-- START OF SUPPLIED MATERIAL --
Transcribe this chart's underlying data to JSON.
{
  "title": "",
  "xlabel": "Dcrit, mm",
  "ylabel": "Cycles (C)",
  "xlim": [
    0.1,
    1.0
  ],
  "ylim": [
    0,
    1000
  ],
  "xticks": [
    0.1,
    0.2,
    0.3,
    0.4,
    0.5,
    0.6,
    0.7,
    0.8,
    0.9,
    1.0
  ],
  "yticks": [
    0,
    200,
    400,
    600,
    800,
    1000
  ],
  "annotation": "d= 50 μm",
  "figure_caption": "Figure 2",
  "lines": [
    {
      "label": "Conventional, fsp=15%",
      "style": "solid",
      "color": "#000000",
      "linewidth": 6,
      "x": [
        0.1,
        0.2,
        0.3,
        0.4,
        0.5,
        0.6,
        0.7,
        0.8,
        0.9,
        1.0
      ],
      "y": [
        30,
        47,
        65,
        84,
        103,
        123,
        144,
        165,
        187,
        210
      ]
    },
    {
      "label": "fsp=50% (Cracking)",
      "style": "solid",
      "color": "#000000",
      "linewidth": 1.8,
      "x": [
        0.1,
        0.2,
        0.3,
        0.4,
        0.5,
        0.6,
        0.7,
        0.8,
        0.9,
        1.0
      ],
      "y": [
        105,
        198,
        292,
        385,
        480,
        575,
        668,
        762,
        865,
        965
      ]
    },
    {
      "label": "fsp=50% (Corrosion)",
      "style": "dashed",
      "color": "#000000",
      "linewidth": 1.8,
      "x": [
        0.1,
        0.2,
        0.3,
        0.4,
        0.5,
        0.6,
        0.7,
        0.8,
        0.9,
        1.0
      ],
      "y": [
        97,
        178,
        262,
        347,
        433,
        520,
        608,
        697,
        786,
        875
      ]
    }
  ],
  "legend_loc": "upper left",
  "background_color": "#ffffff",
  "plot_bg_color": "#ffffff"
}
-- END OF SUPPLIED MATERIAL --
**THE REQUEST:** Go through the records and show every line with the string "ffffff" in it.

**SOLUTION TO THE PROBLEM:**
  "background_color": "#ffffff",
  "plot_bg_color": "#ffffff"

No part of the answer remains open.